=== The exercise ===
Extract the records below word for word and ignore the images.

=== Available data ===

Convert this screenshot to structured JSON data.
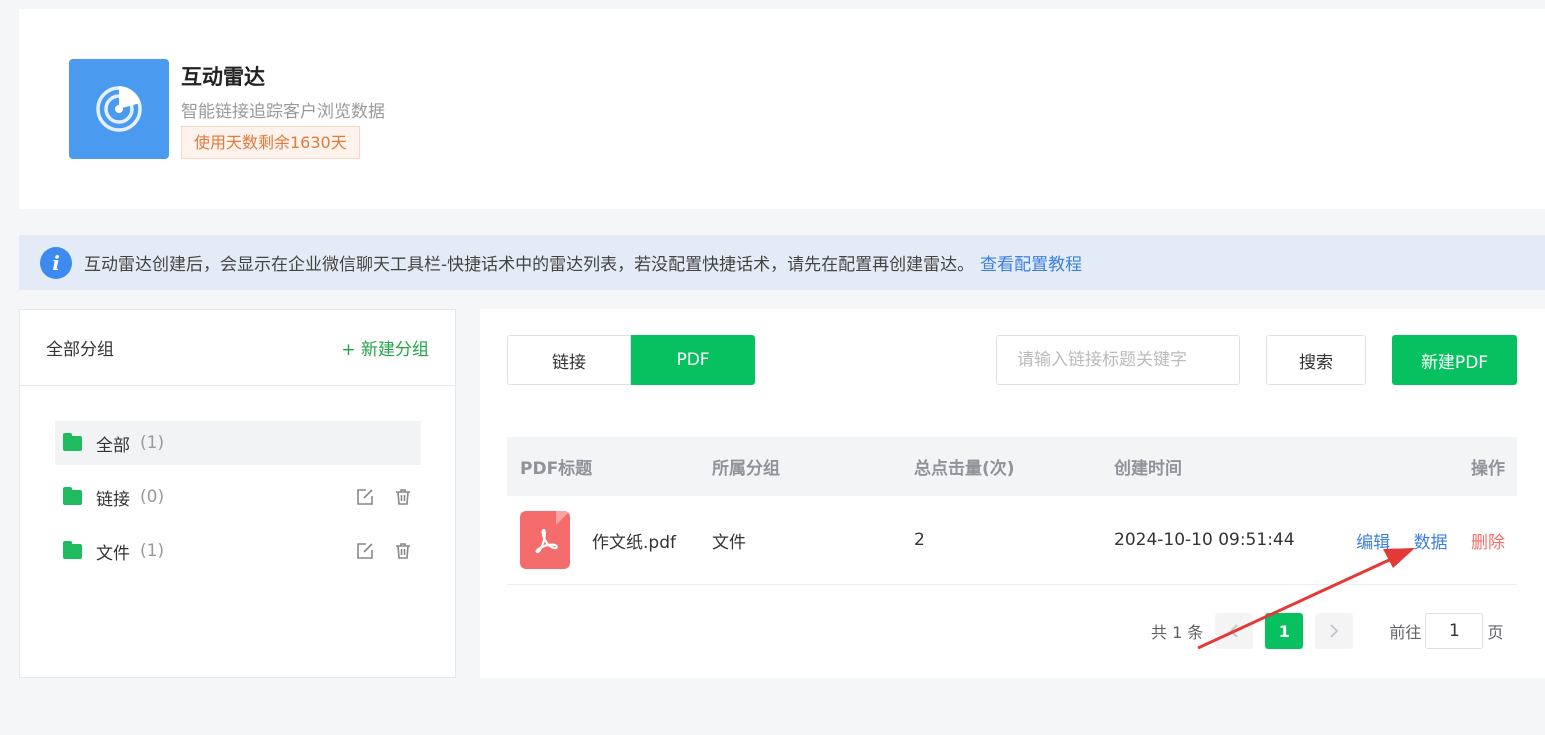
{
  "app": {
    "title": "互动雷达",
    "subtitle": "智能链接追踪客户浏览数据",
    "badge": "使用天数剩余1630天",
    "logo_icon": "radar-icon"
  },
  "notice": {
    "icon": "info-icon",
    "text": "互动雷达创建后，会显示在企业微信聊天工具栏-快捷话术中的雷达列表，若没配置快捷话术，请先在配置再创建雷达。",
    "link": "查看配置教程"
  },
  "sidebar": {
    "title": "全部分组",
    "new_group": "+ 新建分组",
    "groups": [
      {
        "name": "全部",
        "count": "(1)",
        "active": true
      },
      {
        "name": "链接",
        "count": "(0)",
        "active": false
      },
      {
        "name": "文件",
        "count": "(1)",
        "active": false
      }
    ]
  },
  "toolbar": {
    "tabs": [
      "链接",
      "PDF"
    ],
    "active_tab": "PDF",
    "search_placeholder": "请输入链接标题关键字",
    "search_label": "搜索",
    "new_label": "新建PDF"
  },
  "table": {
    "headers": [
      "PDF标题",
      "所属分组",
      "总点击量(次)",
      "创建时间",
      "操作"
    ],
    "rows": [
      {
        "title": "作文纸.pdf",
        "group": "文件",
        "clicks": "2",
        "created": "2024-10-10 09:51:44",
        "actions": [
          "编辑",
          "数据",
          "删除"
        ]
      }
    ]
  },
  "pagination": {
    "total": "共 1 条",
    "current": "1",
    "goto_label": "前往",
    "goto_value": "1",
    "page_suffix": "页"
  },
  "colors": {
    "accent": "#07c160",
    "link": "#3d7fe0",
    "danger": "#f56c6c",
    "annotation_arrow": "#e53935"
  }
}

=== Right answer ===
Convert this screenshot to structured JSON data.
{
  "app": {
    "title": "互动雷达",
    "subtitle": "智能链接追踪客户浏览数据",
    "badge": "使用天数剩余1630天",
    "logo_icon": "radar-icon"
  },
  "notice": {
    "icon": "info-icon",
    "text": "互动雷达创建后，会显示在企业微信聊天工具栏-快捷话术中的雷达列表，若没配置快捷话术，请先在配置再创建雷达。",
    "link": "查看配置教程"
  },
  "sidebar": {
    "title": "全部分组",
    "new_group": "+ 新建分组",
    "groups": [
      {
        "name": "全部",
        "count": "(1)",
        "active": true
      },
      {
        "name": "链接",
        "count": "(0)",
        "active": false
      },
      {
        "name": "文件",
        "count": "(1)",
        "active": false
      }
    ]
  },
  "toolbar": {
    "tabs": [
      "链接",
      "PDF"
    ],
    "active_tab": "PDF",
    "search_placeholder": "请输入链接标题关键字",
    "search_label": "搜索",
    "new_label": "新建PDF"
  },
  "table": {
    "headers": [
      "PDF标题",
      "所属分组",
      "总点击量(次)",
      "创建时间",
      "操作"
    ],
    "rows": [
      {
        "title": "作文纸.pdf",
        "group": "文件",
        "clicks": "2",
        "created": "2024-10-10 09:51:44",
        "actions": [
          "编辑",
          "数据",
          "删除"
        ]
      }
    ]
  },
  "pagination": {
    "total": "共 1 条",
    "current": "1",
    "goto_label": "前往",
    "goto_value": "1",
    "page_suffix": "页"
  },
  "colors": {
    "accent": "#07c160",
    "link": "#3d7fe0",
    "danger": "#f56c6c",
    "annotation_arrow": "#e53935"
  }
}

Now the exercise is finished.